Records for this task =

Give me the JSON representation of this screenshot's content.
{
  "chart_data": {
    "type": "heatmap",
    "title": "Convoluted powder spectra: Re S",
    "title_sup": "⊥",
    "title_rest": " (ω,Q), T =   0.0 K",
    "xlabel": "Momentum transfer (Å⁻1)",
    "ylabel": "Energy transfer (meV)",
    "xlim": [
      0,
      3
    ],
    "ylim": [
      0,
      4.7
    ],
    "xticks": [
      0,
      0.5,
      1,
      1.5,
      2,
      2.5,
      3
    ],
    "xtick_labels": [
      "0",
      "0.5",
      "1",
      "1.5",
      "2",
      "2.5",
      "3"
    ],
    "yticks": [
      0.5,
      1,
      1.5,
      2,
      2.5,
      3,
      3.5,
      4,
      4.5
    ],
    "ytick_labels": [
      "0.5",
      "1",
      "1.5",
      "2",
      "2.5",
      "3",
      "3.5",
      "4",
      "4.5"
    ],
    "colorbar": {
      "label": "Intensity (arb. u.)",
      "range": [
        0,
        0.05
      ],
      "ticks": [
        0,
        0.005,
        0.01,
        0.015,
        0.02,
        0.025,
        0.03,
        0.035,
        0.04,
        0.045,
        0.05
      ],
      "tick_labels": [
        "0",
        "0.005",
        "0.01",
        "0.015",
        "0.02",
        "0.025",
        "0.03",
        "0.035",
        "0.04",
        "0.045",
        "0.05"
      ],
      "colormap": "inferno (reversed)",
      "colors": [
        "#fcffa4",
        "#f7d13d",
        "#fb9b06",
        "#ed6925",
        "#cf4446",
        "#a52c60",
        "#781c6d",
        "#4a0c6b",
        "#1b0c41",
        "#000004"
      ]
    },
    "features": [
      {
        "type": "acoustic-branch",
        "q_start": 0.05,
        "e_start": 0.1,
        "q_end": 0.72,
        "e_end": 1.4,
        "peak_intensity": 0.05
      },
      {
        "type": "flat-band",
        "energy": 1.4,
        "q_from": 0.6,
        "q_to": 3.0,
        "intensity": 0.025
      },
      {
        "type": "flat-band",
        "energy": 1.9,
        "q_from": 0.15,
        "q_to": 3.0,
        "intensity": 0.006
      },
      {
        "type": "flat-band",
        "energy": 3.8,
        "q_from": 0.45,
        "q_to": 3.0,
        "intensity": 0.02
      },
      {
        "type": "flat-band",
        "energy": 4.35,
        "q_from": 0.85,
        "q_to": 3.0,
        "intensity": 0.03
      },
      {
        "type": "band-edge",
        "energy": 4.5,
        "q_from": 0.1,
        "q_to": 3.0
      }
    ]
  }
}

What you should do =
Exactly reproduce the material above.

Solution to the exercise =
Give me the JSON representation of this screenshot's content.
{
  "chart_data": {
    "type": "heatmap",
    "title": "Convoluted powder spectra: Re S",
    "title_sup": "⊥",
    "title_rest": " (ω,Q), T =   0.0 K",
    "xlabel": "Momentum transfer (Å⁻1)",
    "ylabel": "Energy transfer (meV)",
    "xlim": [
      0,
      3
    ],
    "ylim": [
      0,
      4.7
    ],
    "xticks": [
      0,
      0.5,
      1,
      1.5,
      2,
      2.5,
      3
    ],
    "xtick_labels": [
      "0",
      "0.5",
      "1",
      "1.5",
      "2",
      "2.5",
      "3"
    ],
    "yticks": [
      0.5,
      1,
      1.5,
      2,
      2.5,
      3,
      3.5,
      4,
      4.5
    ],
    "ytick_labels": [
      "0.5",
      "1",
      "1.5",
      "2",
      "2.5",
      "3",
      "3.5",
      "4",
      "4.5"
    ],
    "colorbar": {
      "label": "Intensity (arb. u.)",
      "range": [
        0,
        0.05
      ],
      "ticks": [
        0,
        0.005,
        0.01,
        0.015,
        0.02,
        0.025,
        0.03,
        0.035,
        0.04,
        0.045,
        0.05
      ],
      "tick_labels": [
        "0",
        "0.005",
        "0.01",
        "0.015",
        "0.02",
        "0.025",
        "0.03",
        "0.035",
        "0.04",
        "0.045",
        "0.05"
      ],
      "colormap": "inferno (reversed)",
      "colors": [
        "#fcffa4",
        "#f7d13d",
        "#fb9b06",
        "#ed6925",
        "#cf4446",
        "#a52c60",
        "#781c6d",
        "#4a0c6b",
        "#1b0c41",
        "#000004"
      ]
    },
    "features": [
      {
        "type": "acoustic-branch",
        "q_start": 0.05,
        "e_start": 0.1,
        "q_end": 0.72,
        "e_end": 1.4,
        "peak_intensity": 0.05
      },
      {
        "type": "flat-band",
        "energy": 1.4,
        "q_from": 0.6,
        "q_to": 3.0,
        "intensity": 0.025
      },
      {
        "type": "flat-band",
        "energy": 1.9,
        "q_from": 0.15,
        "q_to": 3.0,
        "intensity": 0.006
      },
      {
        "type": "flat-band",
        "energy": 3.8,
        "q_from": 0.45,
        "q_to": 3.0,
        "intensity": 0.02
      },
      {
        "type": "flat-band",
        "energy": 4.35,
        "q_from": 0.85,
        "q_to": 3.0,
        "intensity": 0.03
      },
      {
        "type": "band-edge",
        "energy": 4.5,
        "q_from": 0.1,
        "q_to": 3.0
      }
    ]
  }
}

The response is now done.